• _DESCRIPTION OF THE TASK_
Keep the pictures out of the copy and repeat the records exactly.

• _RECORD EXTRACTS_
***

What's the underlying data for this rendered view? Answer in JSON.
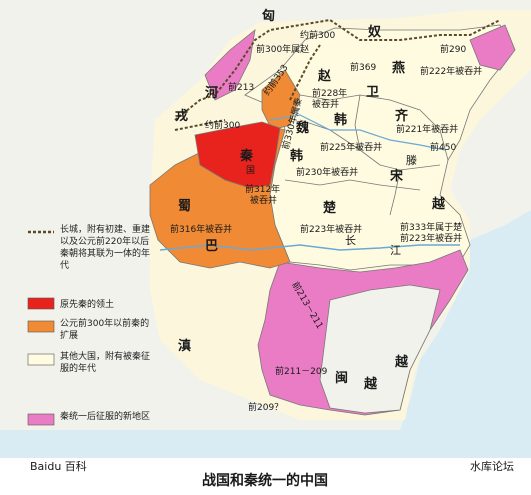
{
  "title": "战国和秦统一的中国",
  "watermark": "Baidu 百科",
  "brand": "水库论坛",
  "colors": {
    "sea": "#d9ebf3",
    "land": "#fbf6dc",
    "steppe": "#f2f2ec",
    "qin_original": "#e8231d",
    "qin_expansion": "#f08a35",
    "other_states": "#fffbe0",
    "new_territory": "#ea7cc6",
    "great_wall": "#5a4a2a",
    "border": "#6a6a6a",
    "river": "#6aa8d6"
  },
  "regions": {
    "xiongnu": "匈",
    "nu": "奴",
    "rong": "戎",
    "dian": "滇",
    "yue": "越",
    "minyue": "闽",
    "yue2": "越",
    "he": "河",
    "qin": "秦",
    "qin_small": "国",
    "shu": "蜀",
    "ba": "巴",
    "zhao": "赵",
    "yan": "燕",
    "wei_guard": "卫",
    "qi": "齐",
    "wei": "魏",
    "han": "韩",
    "han2": "韩",
    "song": "宋",
    "teng": "滕",
    "chu": "楚",
    "yue_state": "越",
    "chang": "长",
    "jiang": "江"
  },
  "annotations": {
    "a1": "约前300",
    "a2": "前300年属赵",
    "a3": "前290",
    "a4": "前222年被吞并",
    "a5": "前213",
    "a6": "约前353",
    "a7": "约前300",
    "a8": "前330年属秦",
    "a9": "前369",
    "a10": "前228年",
    "a10b": "被吞并",
    "a11": "前221年被吞并",
    "a12": "前225年被吞并",
    "a13": "前230年被吞并",
    "a14": "前450",
    "a15": "前312年",
    "a15b": "被吞并",
    "a16": "前316年被吞并",
    "a17": "前223年被吞并",
    "a18": "前333年属于楚",
    "a19": "前223年被吞并",
    "a20": "前213－211",
    "a21": "前211－209",
    "a22": "前209？"
  },
  "legend": {
    "wall": "长城，附有初建、重建以及公元前220年以后秦朝将其联为一体的年代",
    "qin_original": "原先秦的领土",
    "qin_expansion": "公元前300年以前秦的扩展",
    "other_states": "其他大国，附有被秦征服的年代",
    "new_territory": "秦统一后征服的新地区"
  }
}
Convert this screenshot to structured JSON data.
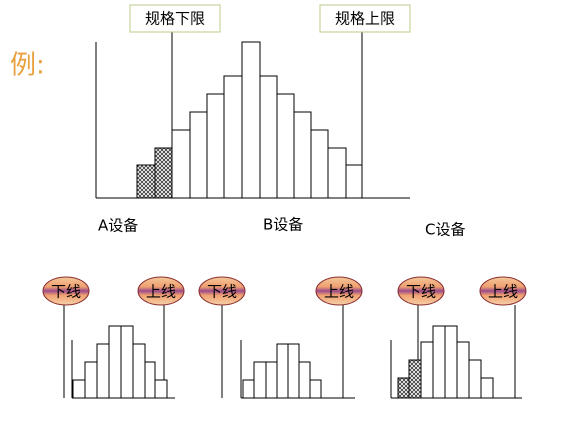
{
  "example_label": "例:",
  "top": {
    "lower_limit": "规格下限",
    "upper_limit": "规格上限",
    "devices": [
      "A设备",
      "B设备",
      "C设备"
    ]
  },
  "panels": [
    {
      "lower": "下线",
      "upper": "上线"
    },
    {
      "lower": "下线",
      "upper": "上线"
    },
    {
      "lower": "下线",
      "upper": "上线"
    }
  ]
}
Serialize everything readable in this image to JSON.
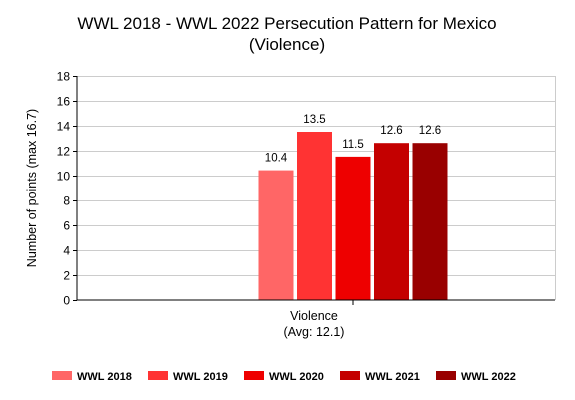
{
  "chart_data": {
    "type": "bar",
    "title_lines": [
      "WWL 2018 - WWL 2022 Persecution Pattern for Mexico",
      "(Violence)"
    ],
    "ylabel": "Number of points (max 16.7)",
    "xlabel": "",
    "categories": [
      "Violence"
    ],
    "category_avg_label": "(Avg: 12.1)",
    "ylim": [
      0,
      18
    ],
    "yticks": [
      0,
      2,
      4,
      6,
      8,
      10,
      12,
      14,
      16,
      18
    ],
    "grid": true,
    "legend_position": "bottom",
    "series": [
      {
        "name": "WWL 2018",
        "values": [
          10.4
        ],
        "label": "10.4",
        "color": "#ff6666"
      },
      {
        "name": "WWL 2019",
        "values": [
          13.5
        ],
        "label": "13.5",
        "color": "#ff3333"
      },
      {
        "name": "WWL 2020",
        "values": [
          11.5
        ],
        "label": "11.5",
        "color": "#ee0000"
      },
      {
        "name": "WWL 2021",
        "values": [
          12.6
        ],
        "label": "12.6",
        "color": "#c40000"
      },
      {
        "name": "WWL 2022",
        "values": [
          12.6
        ],
        "label": "12.6",
        "color": "#990000"
      }
    ]
  }
}
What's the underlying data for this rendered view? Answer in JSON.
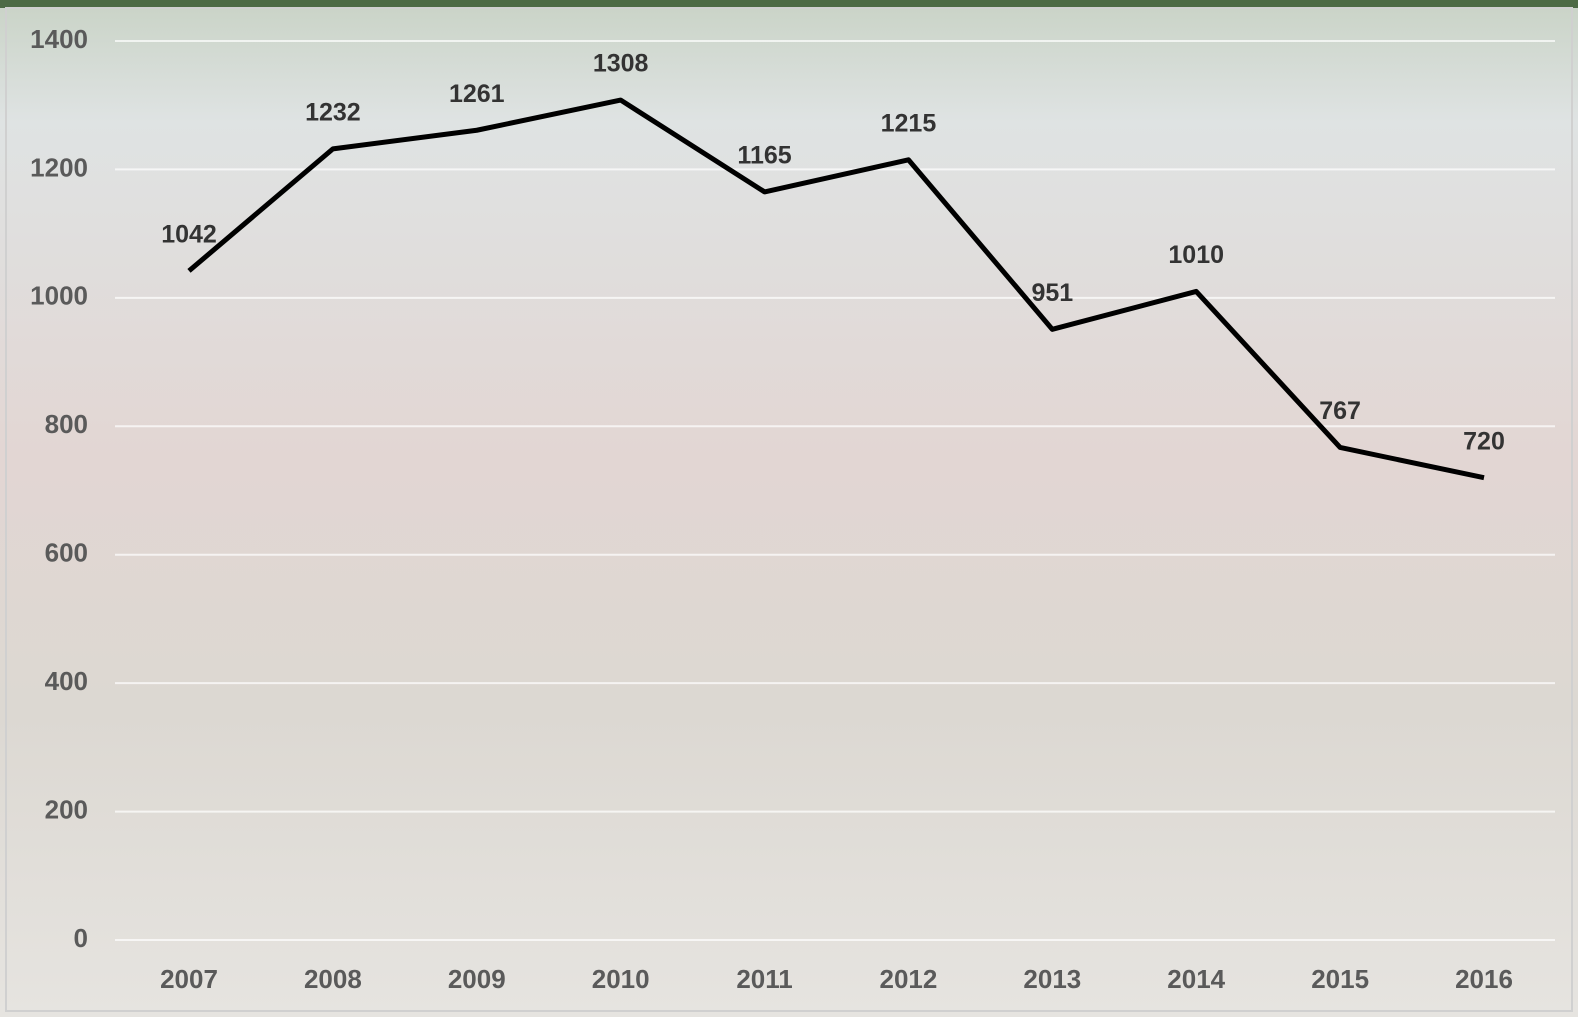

***

• _RESPONSE TO THE EXERCISE_
What's the underlying data for this rendered view? Answer in JSON.
{
  "title": "战国和秦统一的中国",
  "watermark": "Baidu 百科",
  "brand": "水库论坛",
  "colors": {
    "sea": "#d9ebf3",
    "land": "#fbf6dc",
    "steppe": "#f2f2ec",
    "qin_original": "#e8231d",
    "qin_expansion": "#f08a35",
    "other_states": "#fffbe0",
    "new_territory": "#ea7cc6",
    "great_wall": "#5a4a2a",
    "border": "#6a6a6a",
    "river": "#6aa8d6"
  },
  "regions": {
    "xiongnu": "匈",
    "nu": "奴",
    "rong": "戎",
    "dian": "滇",
    "yue": "越",
    "minyue": "闽",
    "yue2": "越",
    "he": "河",
    "qin": "秦",
    "qin_small": "国",
    "shu": "蜀",
    "ba": "巴",
    "zhao": "赵",
    "yan": "燕",
    "wei_guard": "卫",
    "qi": "齐",
    "wei": "魏",
    "han": "韩",
    "han2": "韩",
    "song": "宋",
    "teng": "滕",
    "chu": "楚",
    "yue_state": "越",
    "chang": "长",
    "jiang": "江"
  },
  "annotations": {
    "a1": "约前300",
    "a2": "前300年属赵",
    "a3": "前290",
    "a4": "前222年被吞并",
    "a5": "前213",
    "a6": "约前353",
    "a7": "约前300",
    "a8": "前330年属秦",
    "a9": "前369",
    "a10": "前228年",
    "a10b": "被吞并",
    "a11": "前221年被吞并",
    "a12": "前225年被吞并",
    "a13": "前230年被吞并",
    "a14": "前450",
    "a15": "前312年",
    "a15b": "被吞并",
    "a16": "前316年被吞并",
    "a17": "前223年被吞并",
    "a18": "前333年属于楚",
    "a19": "前223年被吞并",
    "a20": "前213－211",
    "a21": "前211－209",
    "a22": "前209？"
  },
  "legend": {
    "wall": "长城，附有初建、重建以及公元前220年以后秦朝将其联为一体的年代",
    "qin_original": "原先秦的领土",
    "qin_expansion": "公元前300年以前秦的扩展",
    "other_states": "其他大国，附有被秦征服的年代",
    "new_territory": "秦统一后征服的新地区"
  }
}
Convert this screenshot to structured JSON data.
{
  "example_label": "例:",
  "top": {
    "lower_limit": "规格下限",
    "upper_limit": "规格上限",
    "devices": [
      "A设备",
      "B设备",
      "C设备"
    ]
  },
  "panels": [
    {
      "lower": "下线",
      "upper": "上线"
    },
    {
      "lower": "下线",
      "upper": "上线"
    },
    {
      "lower": "下线",
      "upper": "上线"
    }
  ]
}
Serialize everything readable in this image to JSON.
{
  "chart_data": {
    "type": "bar",
    "title_lines": [
      "WWL 2018 - WWL 2022 Persecution Pattern for Mexico",
      "(Violence)"
    ],
    "ylabel": "Number of points (max 16.7)",
    "xlabel": "",
    "categories": [
      "Violence"
    ],
    "category_avg_label": "(Avg: 12.1)",
    "ylim": [
      0,
      18
    ],
    "yticks": [
      0,
      2,
      4,
      6,
      8,
      10,
      12,
      14,
      16,
      18
    ],
    "grid": true,
    "legend_position": "bottom",
    "series": [
      {
        "name": "WWL 2018",
        "values": [
          10.4
        ],
        "label": "10.4",
        "color": "#ff6666"
      },
      {
        "name": "WWL 2019",
        "values": [
          13.5
        ],
        "label": "13.5",
        "color": "#ff3333"
      },
      {
        "name": "WWL 2020",
        "values": [
          11.5
        ],
        "label": "11.5",
        "color": "#ee0000"
      },
      {
        "name": "WWL 2021",
        "values": [
          12.6
        ],
        "label": "12.6",
        "color": "#c40000"
      },
      {
        "name": "WWL 2022",
        "values": [
          12.6
        ],
        "label": "12.6",
        "color": "#990000"
      }
    ]
  }
}
What's the underlying data for this rendered view? Answer in JSON.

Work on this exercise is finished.